■ **WORK ITEM**: Each line in the entries that has the word "zijn" has to be copied.

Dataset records
....
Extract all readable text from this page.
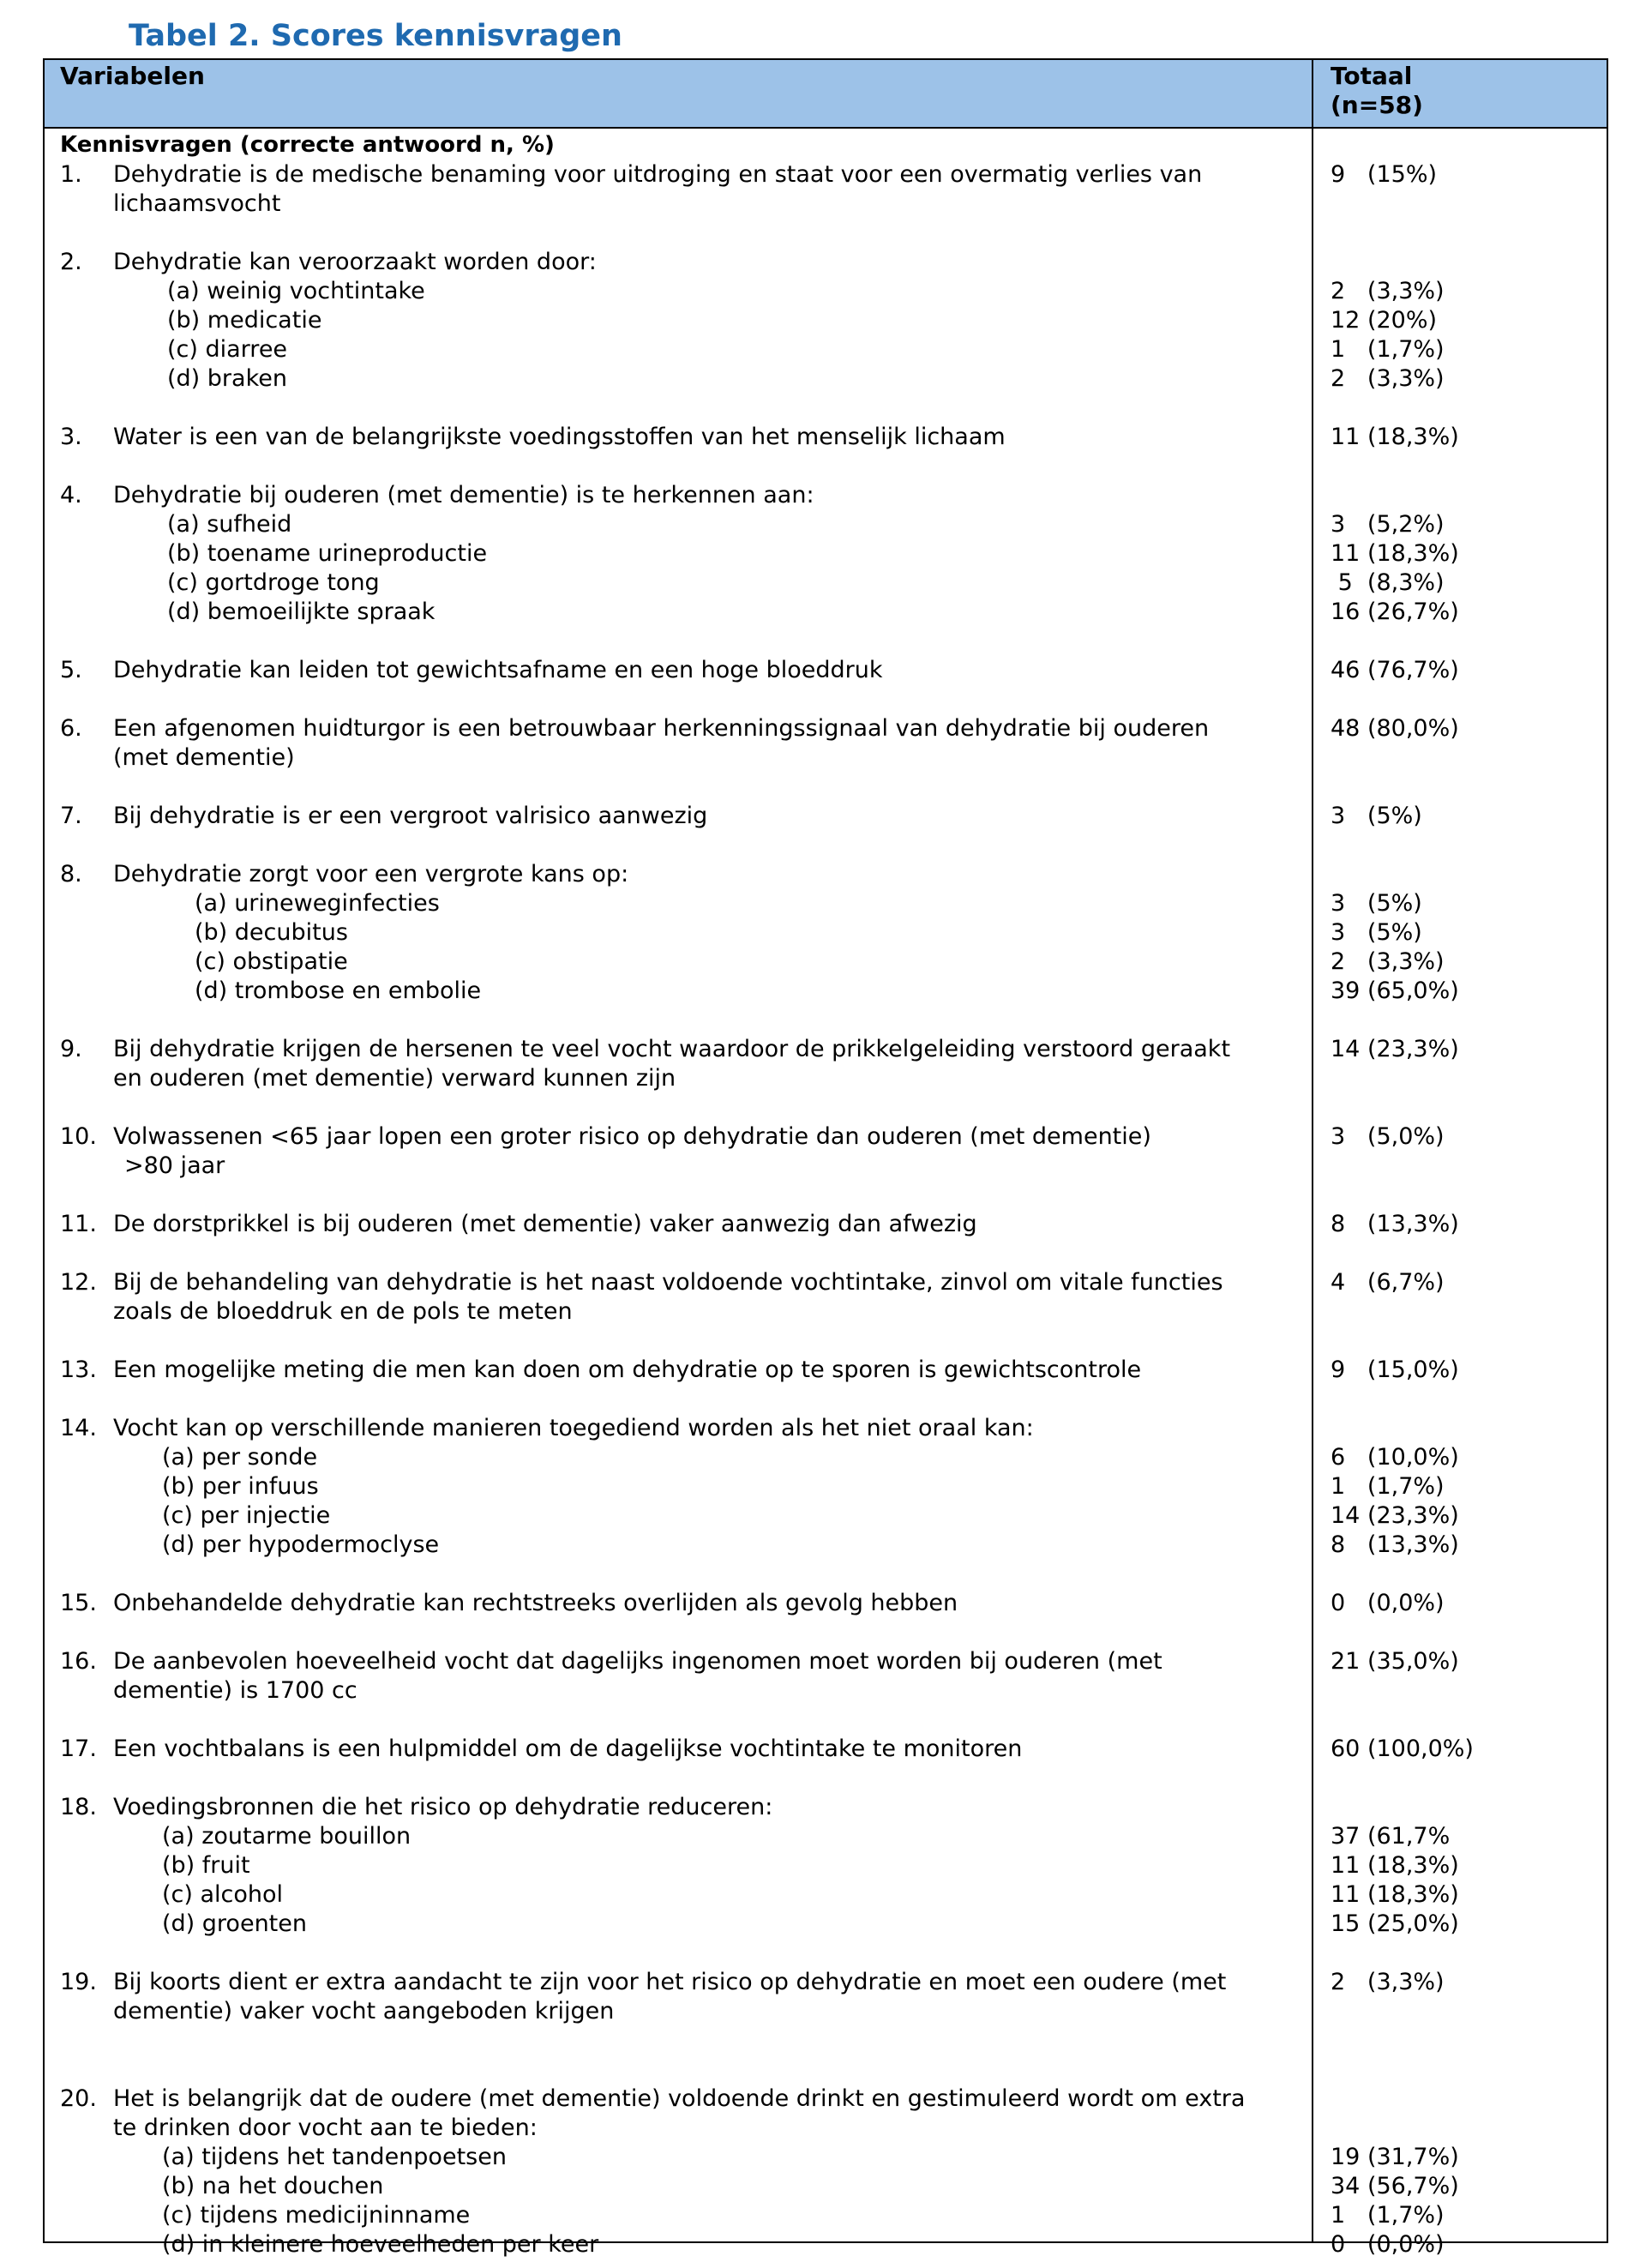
Tabel 2. Scores kennisvragen
Variabelen	Totaal
(n=58)

Kennisvragen (correcte antwoord n, %)

1. Dehydratie is de medische benaming voor uitdroging en staat voor een overmatig verlies van	9   (15%)
lichaamsvocht
2. Dehydratie kan veroorzaakt worden door:
(a) weinig vochtintake	2   (3,3%)
(b) medicatie	12 (20%)
(c) diarree	1   (1,7%)
(d) braken	2   (3,3%)
3. Water is een van de belangrijkste voedingsstoffen van het menselijk lichaam	11 (18,3%)
4. Dehydratie bij ouderen (met dementie) is te herkennen aan:
(a) sufheid	3   (5,2%)
(b) toename urineproductie	11 (18,3%)
(c) gortdroge tong	5  (8,3%)
(d) bemoeilijkte spraak	16 (26,7%)
5. Dehydratie kan leiden tot gewichtsafname en een hoge bloeddruk	46 (76,7%)
6. Een afgenomen huidturgor is een betrouwbaar herkenningssignaal van dehydratie bij ouderen	48 (80,0%)
(met dementie)
7. Bij dehydratie is er een vergroot valrisico aanwezig	3   (5%)
8. Dehydratie zorgt voor een vergrote kans op:
(a) urineweginfecties	3   (5%)
(b) decubitus	3   (5%)
(c) obstipatie	2   (3,3%)
(d) trombose en embolie	39 (65,0%)
9. Bij dehydratie krijgen de hersenen te veel vocht waardoor de prikkelgeleiding verstoord geraakt	14 (23,3%)
en ouderen (met dementie) verward kunnen zijn
10. Volwassenen <65 jaar lopen een groter risico op dehydratie dan ouderen (met dementie)	3   (5,0%)
>80 jaar
11. De dorstprikkel is bij ouderen (met dementie) vaker aanwezig dan afwezig	8   (13,3%)
12. Bij de behandeling van dehydratie is het naast voldoende vochtintake, zinvol om vitale functies	4   (6,7%)
zoals de bloeddruk en de pols te meten
13. Een mogelijke meting die men kan doen om dehydratie op te sporen is gewichtscontrole	9   (15,0%)
14. Vocht kan op verschillende manieren toegediend worden als het niet oraal kan:
(a) per sonde	6   (10,0%)
(b) per infuus	1   (1,7%)
(c) per injectie	14 (23,3%)
(d) per hypodermoclyse	8   (13,3%)
15. Onbehandelde dehydratie kan rechtstreeks overlijden als gevolg hebben	0   (0,0%)
16. De aanbevolen hoeveelheid vocht dat dagelijks ingenomen moet worden bij ouderen (met	21 (35,0%)
dementie) is 1700 cc
17. Een vochtbalans is een hulpmiddel om de dagelijkse vochtintake te monitoren	60 (100,0%)
18. Voedingsbronnen die het risico op dehydratie reduceren:
(a) zoutarme bouillon	37 (61,7%
(b) fruit	11 (18,3%)
(c) alcohol	11 (18,3%)
(d) groenten	15 (25,0%)
19. Bij koorts dient er extra aandacht te zijn voor het risico op dehydratie en moet een oudere (met	2   (3,3%)
dementie) vaker vocht aangeboden krijgen
20. Het is belangrijk dat de oudere (met dementie) voldoende drinkt en gestimuleerd wordt om extra
te drinken door vocht aan te bieden:
(a) tijdens het tandenpoetsen	19 (31,7%)
(b) na het douchen	34 (56,7%)
(c) tijdens medicijninname	1   (1,7%)
(d) in kleinere hoeveelheden per keer	0   (0,0%)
....
■ **TASK RESPONSE**:
en ouderen (met dementie) verward kunnen zijn
19. Bij koorts dient er extra aandacht te zijn voor het risico op dehydratie en moet een oudere (met	2   (3,3%)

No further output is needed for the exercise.